DIRECTION:
Copy each line that holds "διατάξεις".

————————

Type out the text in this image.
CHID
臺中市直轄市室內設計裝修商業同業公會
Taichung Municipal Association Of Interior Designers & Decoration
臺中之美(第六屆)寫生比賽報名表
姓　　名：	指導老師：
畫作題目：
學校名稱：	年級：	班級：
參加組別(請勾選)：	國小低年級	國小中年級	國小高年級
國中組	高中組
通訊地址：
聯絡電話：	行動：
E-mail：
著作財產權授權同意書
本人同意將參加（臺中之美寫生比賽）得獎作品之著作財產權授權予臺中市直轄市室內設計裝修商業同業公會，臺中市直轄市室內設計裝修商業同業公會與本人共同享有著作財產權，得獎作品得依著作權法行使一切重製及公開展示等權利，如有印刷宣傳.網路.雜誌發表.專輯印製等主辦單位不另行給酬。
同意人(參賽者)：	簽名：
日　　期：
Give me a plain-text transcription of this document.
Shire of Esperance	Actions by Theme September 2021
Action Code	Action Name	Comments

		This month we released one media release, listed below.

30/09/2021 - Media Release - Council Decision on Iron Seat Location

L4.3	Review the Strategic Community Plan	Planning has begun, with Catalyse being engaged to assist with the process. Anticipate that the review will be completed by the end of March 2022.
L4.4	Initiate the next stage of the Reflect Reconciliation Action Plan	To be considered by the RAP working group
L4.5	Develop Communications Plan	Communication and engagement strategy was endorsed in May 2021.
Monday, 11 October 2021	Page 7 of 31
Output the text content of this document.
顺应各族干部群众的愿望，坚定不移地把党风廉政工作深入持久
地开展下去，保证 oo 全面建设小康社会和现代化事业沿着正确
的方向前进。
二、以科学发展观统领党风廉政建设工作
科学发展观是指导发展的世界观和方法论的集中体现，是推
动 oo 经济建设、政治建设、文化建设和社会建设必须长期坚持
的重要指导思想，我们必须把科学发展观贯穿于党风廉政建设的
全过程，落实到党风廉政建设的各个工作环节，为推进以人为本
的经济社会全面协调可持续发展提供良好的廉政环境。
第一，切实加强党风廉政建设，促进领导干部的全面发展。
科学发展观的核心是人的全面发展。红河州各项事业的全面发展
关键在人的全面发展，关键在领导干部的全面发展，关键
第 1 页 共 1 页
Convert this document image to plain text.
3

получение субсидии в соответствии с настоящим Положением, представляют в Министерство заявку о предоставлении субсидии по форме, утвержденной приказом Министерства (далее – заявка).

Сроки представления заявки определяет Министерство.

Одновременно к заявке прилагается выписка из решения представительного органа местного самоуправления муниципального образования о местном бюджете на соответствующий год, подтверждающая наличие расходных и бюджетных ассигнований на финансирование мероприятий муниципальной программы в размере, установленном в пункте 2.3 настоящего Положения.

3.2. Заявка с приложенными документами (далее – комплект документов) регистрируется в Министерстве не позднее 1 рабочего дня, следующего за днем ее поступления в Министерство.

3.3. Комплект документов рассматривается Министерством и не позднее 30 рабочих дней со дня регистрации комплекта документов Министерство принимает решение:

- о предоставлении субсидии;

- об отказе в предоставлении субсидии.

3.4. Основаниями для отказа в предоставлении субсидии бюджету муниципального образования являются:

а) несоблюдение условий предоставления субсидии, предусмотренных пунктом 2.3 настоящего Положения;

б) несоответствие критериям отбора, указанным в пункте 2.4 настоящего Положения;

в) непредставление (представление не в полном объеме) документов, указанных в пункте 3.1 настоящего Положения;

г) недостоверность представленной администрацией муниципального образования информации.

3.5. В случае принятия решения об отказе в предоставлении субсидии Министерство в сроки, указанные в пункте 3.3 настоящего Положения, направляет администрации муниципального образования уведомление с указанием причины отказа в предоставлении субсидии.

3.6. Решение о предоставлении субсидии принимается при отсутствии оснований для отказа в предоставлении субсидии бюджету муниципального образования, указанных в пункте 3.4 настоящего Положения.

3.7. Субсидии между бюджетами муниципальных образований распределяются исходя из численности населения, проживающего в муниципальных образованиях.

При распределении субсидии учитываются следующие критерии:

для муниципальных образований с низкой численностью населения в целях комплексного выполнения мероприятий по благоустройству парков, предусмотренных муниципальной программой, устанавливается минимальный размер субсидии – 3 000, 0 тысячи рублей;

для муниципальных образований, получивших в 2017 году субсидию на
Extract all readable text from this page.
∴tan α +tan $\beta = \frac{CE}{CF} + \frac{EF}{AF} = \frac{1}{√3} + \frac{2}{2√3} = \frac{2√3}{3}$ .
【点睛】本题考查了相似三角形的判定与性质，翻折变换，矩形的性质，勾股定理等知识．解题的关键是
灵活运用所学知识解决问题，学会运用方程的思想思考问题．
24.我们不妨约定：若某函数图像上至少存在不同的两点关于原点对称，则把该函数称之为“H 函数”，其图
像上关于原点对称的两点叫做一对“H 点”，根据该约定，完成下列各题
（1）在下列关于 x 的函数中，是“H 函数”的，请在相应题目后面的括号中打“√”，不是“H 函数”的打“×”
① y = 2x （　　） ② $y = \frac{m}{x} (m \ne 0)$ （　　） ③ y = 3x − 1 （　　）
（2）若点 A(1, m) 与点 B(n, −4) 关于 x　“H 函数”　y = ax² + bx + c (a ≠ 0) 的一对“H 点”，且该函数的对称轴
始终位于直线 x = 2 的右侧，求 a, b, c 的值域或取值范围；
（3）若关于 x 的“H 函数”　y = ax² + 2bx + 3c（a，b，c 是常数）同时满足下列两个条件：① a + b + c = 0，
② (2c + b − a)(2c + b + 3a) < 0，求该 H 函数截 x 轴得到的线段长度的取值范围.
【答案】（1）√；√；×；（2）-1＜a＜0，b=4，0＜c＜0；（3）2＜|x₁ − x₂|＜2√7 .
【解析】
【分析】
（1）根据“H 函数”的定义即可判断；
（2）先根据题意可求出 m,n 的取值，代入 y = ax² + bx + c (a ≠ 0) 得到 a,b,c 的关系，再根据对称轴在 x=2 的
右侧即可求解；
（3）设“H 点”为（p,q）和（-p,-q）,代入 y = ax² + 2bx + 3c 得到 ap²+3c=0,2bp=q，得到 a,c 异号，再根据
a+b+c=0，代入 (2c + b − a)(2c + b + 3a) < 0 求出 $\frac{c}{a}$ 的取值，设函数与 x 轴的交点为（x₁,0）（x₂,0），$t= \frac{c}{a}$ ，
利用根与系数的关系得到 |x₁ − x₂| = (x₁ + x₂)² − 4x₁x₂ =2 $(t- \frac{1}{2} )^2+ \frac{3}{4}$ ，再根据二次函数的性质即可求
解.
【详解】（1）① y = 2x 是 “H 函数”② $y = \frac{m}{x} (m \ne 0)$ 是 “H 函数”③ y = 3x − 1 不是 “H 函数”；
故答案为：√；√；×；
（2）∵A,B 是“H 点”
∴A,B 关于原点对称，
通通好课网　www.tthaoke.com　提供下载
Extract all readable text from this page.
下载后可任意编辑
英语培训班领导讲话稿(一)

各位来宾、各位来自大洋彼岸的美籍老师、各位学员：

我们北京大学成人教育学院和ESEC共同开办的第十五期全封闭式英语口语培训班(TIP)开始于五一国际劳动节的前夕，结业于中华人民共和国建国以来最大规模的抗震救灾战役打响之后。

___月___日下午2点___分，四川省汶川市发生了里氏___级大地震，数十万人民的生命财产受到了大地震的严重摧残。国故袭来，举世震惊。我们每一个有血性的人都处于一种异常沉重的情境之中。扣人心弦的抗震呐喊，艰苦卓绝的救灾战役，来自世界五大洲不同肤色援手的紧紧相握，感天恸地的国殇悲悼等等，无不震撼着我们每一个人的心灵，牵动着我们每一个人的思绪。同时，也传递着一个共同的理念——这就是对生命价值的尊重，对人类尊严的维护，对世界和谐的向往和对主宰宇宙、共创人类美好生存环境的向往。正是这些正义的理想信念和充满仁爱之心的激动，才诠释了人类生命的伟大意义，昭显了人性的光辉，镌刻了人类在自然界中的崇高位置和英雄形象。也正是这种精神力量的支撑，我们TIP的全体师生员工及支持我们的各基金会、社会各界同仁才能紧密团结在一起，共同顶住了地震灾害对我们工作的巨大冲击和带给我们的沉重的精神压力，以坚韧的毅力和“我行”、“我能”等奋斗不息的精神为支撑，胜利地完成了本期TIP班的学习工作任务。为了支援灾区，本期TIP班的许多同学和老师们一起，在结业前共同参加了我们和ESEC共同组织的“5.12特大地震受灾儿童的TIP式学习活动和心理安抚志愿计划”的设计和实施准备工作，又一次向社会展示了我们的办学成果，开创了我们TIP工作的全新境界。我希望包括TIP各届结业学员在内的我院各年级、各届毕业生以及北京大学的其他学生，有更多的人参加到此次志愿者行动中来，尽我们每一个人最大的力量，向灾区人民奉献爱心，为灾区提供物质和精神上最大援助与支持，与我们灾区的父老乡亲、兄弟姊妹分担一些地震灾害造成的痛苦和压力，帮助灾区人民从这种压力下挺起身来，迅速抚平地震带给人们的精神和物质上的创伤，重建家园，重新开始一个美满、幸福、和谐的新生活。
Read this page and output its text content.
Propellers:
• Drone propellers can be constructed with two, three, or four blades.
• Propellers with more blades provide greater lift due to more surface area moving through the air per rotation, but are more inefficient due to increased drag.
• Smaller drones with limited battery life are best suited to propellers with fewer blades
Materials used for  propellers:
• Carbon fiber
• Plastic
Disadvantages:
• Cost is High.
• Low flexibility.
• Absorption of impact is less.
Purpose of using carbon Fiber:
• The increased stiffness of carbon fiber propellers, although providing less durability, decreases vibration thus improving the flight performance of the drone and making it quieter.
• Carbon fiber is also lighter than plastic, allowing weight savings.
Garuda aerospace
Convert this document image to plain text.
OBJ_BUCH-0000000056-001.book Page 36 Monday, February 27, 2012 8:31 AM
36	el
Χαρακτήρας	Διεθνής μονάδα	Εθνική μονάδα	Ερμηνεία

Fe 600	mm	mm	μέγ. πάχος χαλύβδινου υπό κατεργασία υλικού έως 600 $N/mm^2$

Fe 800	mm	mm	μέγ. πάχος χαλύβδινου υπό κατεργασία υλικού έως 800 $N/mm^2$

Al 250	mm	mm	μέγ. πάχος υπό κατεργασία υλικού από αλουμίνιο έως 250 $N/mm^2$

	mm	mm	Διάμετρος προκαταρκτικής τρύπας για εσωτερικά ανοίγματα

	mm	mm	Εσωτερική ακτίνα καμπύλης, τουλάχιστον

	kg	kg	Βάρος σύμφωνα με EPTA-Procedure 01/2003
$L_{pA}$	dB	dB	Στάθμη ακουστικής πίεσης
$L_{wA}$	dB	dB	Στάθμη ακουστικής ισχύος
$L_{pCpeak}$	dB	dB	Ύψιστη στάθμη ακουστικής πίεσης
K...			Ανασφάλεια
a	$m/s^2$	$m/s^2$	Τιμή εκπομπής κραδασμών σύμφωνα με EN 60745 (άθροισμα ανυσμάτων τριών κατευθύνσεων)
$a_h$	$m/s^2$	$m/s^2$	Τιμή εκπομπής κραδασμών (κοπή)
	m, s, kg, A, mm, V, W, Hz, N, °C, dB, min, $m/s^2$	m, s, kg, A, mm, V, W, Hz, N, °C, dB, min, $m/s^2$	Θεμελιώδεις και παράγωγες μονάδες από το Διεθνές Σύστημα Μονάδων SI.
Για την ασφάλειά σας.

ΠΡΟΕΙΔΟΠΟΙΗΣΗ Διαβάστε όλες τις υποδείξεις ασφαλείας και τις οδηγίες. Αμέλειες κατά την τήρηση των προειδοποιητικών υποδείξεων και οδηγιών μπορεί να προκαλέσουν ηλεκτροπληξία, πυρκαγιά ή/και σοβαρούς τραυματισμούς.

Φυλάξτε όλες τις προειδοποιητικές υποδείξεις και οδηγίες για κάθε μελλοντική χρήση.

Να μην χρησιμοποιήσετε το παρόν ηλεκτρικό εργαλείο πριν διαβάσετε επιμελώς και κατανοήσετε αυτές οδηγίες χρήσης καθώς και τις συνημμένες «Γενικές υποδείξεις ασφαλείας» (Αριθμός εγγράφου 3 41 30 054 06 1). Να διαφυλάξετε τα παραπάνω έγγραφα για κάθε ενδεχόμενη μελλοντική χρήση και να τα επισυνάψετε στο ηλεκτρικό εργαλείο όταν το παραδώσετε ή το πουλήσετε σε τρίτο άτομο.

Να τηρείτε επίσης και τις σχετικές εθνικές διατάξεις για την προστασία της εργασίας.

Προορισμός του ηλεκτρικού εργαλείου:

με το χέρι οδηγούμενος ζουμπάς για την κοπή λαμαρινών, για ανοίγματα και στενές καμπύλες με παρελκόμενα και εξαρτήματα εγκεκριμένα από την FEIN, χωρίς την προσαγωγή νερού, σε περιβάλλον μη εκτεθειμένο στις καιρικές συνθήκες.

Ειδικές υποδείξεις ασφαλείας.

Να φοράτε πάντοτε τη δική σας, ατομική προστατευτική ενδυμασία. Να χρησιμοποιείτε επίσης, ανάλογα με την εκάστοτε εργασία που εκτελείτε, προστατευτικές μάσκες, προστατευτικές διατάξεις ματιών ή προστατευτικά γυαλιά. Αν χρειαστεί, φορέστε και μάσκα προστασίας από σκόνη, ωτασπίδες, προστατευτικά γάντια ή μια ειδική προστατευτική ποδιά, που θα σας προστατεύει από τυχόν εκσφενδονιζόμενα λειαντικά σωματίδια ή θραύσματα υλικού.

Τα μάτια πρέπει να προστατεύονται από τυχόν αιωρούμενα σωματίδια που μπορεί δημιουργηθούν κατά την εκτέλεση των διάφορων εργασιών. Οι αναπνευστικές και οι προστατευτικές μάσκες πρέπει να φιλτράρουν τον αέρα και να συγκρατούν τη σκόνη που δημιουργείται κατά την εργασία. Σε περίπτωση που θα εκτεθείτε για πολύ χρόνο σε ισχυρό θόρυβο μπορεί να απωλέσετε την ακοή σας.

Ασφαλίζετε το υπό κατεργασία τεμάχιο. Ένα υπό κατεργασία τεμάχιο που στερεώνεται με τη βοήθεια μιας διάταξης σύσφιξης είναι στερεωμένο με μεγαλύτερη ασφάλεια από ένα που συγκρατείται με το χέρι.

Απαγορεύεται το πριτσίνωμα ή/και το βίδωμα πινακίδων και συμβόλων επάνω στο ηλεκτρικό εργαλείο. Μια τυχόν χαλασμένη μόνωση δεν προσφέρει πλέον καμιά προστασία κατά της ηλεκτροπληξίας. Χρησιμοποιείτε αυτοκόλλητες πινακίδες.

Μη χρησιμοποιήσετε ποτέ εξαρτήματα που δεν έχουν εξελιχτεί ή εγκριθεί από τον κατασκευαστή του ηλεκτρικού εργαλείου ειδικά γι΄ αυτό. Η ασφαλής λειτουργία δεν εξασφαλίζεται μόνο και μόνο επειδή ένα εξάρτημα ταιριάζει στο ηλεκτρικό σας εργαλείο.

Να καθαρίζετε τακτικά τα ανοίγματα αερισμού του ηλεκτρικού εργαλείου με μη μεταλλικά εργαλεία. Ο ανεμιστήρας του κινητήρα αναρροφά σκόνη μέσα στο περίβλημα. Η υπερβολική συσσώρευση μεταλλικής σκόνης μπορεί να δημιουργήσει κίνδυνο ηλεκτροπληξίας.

————————

FINAL ANSWER:
Να τηρείτε επίσης και τις σχετικές εθνικές διατάξεις για την προστασία της εργασίας.
Να φοράτε πάντοτε τη δική σας, ατομική προστατευτική ενδυμασία. Να χρησιμοποιείτε επίσης, ανάλογα με την εκάστοτε εργασία που εκτελείτε, προστατευτικές μάσκες, προστατευτικές διατάξεις ματιών ή προστατευτικά γυαλιά. Αν χρειαστεί, φορέστε και μάσκα προστασίας από σκόνη, ωτασπίδες, προστατευτικά γάντια ή μια ειδική προστατευτική ποδιά, που θα σας προστατεύει από τυχόν εκσφενδονιζόμενα λειαντικά σωματίδια ή θραύσματα υλικού.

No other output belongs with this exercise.